### What is expected
Reproduce the listing below, changing every "divider" to "separator" and keeping all else the same.

A block of data:
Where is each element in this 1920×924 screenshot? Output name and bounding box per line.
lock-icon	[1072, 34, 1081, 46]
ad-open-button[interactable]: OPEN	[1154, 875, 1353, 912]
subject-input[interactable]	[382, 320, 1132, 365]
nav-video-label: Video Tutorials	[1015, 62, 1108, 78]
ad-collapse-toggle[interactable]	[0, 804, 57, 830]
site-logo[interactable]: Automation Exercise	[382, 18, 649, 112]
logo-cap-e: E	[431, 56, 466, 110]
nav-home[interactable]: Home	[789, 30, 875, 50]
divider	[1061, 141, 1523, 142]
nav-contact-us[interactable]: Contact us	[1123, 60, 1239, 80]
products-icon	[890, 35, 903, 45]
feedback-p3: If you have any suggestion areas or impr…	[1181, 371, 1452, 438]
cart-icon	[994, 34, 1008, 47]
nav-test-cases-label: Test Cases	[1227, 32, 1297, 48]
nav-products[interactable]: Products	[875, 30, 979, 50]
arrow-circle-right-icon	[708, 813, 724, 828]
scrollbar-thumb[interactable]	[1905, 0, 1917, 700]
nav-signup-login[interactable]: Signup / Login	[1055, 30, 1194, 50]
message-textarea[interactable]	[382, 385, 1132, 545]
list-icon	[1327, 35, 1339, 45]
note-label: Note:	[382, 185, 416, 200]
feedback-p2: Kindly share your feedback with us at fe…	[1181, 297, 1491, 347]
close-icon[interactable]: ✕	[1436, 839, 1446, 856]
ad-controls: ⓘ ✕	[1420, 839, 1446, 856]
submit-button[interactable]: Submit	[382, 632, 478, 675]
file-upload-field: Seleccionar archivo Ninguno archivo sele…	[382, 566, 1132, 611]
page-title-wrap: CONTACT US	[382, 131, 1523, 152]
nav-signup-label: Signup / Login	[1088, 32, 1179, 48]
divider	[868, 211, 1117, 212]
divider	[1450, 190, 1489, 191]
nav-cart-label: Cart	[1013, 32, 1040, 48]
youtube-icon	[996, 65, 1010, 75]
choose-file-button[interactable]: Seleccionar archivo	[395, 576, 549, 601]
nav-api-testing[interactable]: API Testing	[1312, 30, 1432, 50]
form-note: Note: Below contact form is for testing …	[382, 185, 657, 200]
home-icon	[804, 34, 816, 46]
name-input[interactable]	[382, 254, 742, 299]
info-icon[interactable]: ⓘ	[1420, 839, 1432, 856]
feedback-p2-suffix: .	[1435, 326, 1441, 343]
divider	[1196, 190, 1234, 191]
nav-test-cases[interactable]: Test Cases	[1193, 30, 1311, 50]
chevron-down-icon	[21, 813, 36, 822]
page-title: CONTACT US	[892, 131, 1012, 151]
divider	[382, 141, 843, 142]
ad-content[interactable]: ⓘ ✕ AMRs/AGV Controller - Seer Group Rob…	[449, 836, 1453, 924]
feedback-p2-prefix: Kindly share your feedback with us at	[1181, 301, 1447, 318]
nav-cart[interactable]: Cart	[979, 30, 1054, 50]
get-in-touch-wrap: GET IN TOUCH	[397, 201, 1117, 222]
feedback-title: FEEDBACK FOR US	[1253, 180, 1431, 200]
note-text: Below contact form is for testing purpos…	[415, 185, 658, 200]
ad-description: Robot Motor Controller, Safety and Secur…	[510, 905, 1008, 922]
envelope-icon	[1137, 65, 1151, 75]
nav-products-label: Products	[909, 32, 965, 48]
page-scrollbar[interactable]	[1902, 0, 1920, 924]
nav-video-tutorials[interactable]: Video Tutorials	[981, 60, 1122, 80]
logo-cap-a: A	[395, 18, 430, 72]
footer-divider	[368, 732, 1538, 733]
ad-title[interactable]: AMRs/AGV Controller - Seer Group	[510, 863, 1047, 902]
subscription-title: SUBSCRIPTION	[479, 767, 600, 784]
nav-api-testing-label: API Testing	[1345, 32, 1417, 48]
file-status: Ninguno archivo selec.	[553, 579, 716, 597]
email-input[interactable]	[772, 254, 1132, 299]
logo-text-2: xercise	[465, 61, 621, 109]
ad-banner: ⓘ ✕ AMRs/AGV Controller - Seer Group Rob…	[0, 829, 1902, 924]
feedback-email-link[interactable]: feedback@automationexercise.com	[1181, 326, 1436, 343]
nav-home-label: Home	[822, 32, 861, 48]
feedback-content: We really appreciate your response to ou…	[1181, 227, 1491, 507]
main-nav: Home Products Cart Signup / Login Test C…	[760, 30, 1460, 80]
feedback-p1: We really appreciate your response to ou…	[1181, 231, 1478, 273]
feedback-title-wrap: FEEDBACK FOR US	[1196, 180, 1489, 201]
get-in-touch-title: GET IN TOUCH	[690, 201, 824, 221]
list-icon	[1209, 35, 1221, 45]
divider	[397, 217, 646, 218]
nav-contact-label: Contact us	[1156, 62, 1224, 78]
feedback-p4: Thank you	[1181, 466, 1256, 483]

### Written response
Where is each element in this 1920×924 screenshot? Output name and bounding box per line.
lock-icon	[1072, 34, 1081, 46]
ad-open-button[interactable]: OPEN	[1154, 875, 1353, 912]
subject-input[interactable]	[382, 320, 1132, 365]
nav-video-label: Video Tutorials	[1015, 62, 1108, 78]
ad-collapse-toggle[interactable]	[0, 804, 57, 830]
site-logo[interactable]: Automation Exercise	[382, 18, 649, 112]
logo-cap-e: E	[431, 56, 466, 110]
nav-home[interactable]: Home	[789, 30, 875, 50]
separator	[1061, 141, 1523, 142]
nav-contact-us[interactable]: Contact us	[1123, 60, 1239, 80]
products-icon	[890, 35, 903, 45]
feedback-p3: If you have any suggestion areas or impr…	[1181, 371, 1452, 438]
cart-icon	[994, 34, 1008, 47]
nav-test-cases-label: Test Cases	[1227, 32, 1297, 48]
nav-products[interactable]: Products	[875, 30, 979, 50]
arrow-circle-right-icon	[708, 813, 724, 828]
scrollbar-thumb[interactable]	[1905, 0, 1917, 700]
nav-signup-login[interactable]: Signup / Login	[1055, 30, 1194, 50]
message-textarea[interactable]	[382, 385, 1132, 545]
list-icon	[1327, 35, 1339, 45]
note-label: Note:	[382, 185, 416, 200]
feedback-p2: Kindly share your feedback with us at fe…	[1181, 297, 1491, 347]
close-icon[interactable]: ✕	[1436, 839, 1446, 856]
ad-controls: ⓘ ✕	[1420, 839, 1446, 856]
submit-button[interactable]: Submit	[382, 632, 478, 675]
file-upload-field: Seleccionar archivo Ninguno archivo sele…	[382, 566, 1132, 611]
page-title-wrap: CONTACT US	[382, 131, 1523, 152]
nav-signup-label: Signup / Login	[1088, 32, 1179, 48]
separator	[868, 211, 1117, 212]
separator	[1450, 190, 1489, 191]
nav-cart-label: Cart	[1013, 32, 1040, 48]
youtube-icon	[996, 65, 1010, 75]
choose-file-button[interactable]: Seleccionar archivo	[395, 576, 549, 601]
nav-api-testing[interactable]: API Testing	[1312, 30, 1432, 50]
form-note: Note: Below contact form is for testing …	[382, 185, 657, 200]
home-icon	[804, 34, 816, 46]
name-input[interactable]	[382, 254, 742, 299]
info-icon[interactable]: ⓘ	[1420, 839, 1432, 856]
feedback-p2-suffix: .	[1435, 326, 1441, 343]
separator	[1196, 190, 1234, 191]
nav-test-cases[interactable]: Test Cases	[1193, 30, 1311, 50]
chevron-down-icon	[21, 813, 36, 822]
page-title: CONTACT US	[892, 131, 1012, 151]
separator	[382, 141, 843, 142]
ad-content[interactable]: ⓘ ✕ AMRs/AGV Controller - Seer Group Rob…	[449, 836, 1453, 924]
feedback-p2-prefix: Kindly share your feedback with us at	[1181, 301, 1447, 318]
nav-cart[interactable]: Cart	[979, 30, 1054, 50]
get-in-touch-wrap: GET IN TOUCH	[397, 201, 1117, 222]
feedback-title: FEEDBACK FOR US	[1253, 180, 1431, 200]
note-text: Below contact form is for testing purpos…	[415, 185, 658, 200]
ad-description: Robot Motor Controller, Safety and Secur…	[510, 905, 1008, 922]
envelope-icon	[1137, 65, 1151, 75]
nav-products-label: Products	[909, 32, 965, 48]
page-scrollbar[interactable]	[1902, 0, 1920, 924]
nav-video-tutorials[interactable]: Video Tutorials	[981, 60, 1122, 80]
logo-cap-a: A	[395, 18, 430, 72]
footer-separator	[368, 732, 1538, 733]
ad-title[interactable]: AMRs/AGV Controller - Seer Group	[510, 863, 1047, 902]
subscription-title: SUBSCRIPTION	[479, 767, 600, 784]
nav-api-testing-label: API Testing	[1345, 32, 1417, 48]
file-status: Ninguno archivo selec.	[553, 579, 716, 597]
email-input[interactable]	[772, 254, 1132, 299]
logo-text-2: xercise	[465, 61, 621, 109]
ad-banner: ⓘ ✕ AMRs/AGV Controller - Seer Group Rob…	[0, 829, 1902, 924]
feedback-email-link[interactable]: feedback@automationexercise.com	[1181, 326, 1436, 343]
nav-home-label: Home	[822, 32, 861, 48]
feedback-content: We really appreciate your response to ou…	[1181, 227, 1491, 507]
main-nav: Home Products Cart Signup / Login Test C…	[760, 30, 1460, 80]
feedback-p1: We really appreciate your response to ou…	[1181, 231, 1478, 273]
feedback-title-wrap: FEEDBACK FOR US	[1196, 180, 1489, 201]
get-in-touch-title: GET IN TOUCH	[690, 201, 824, 221]
list-icon	[1209, 35, 1221, 45]
separator	[397, 217, 646, 218]
nav-contact-label: Contact us	[1156, 62, 1224, 78]
feedback-p4: Thank you	[1181, 466, 1256, 483]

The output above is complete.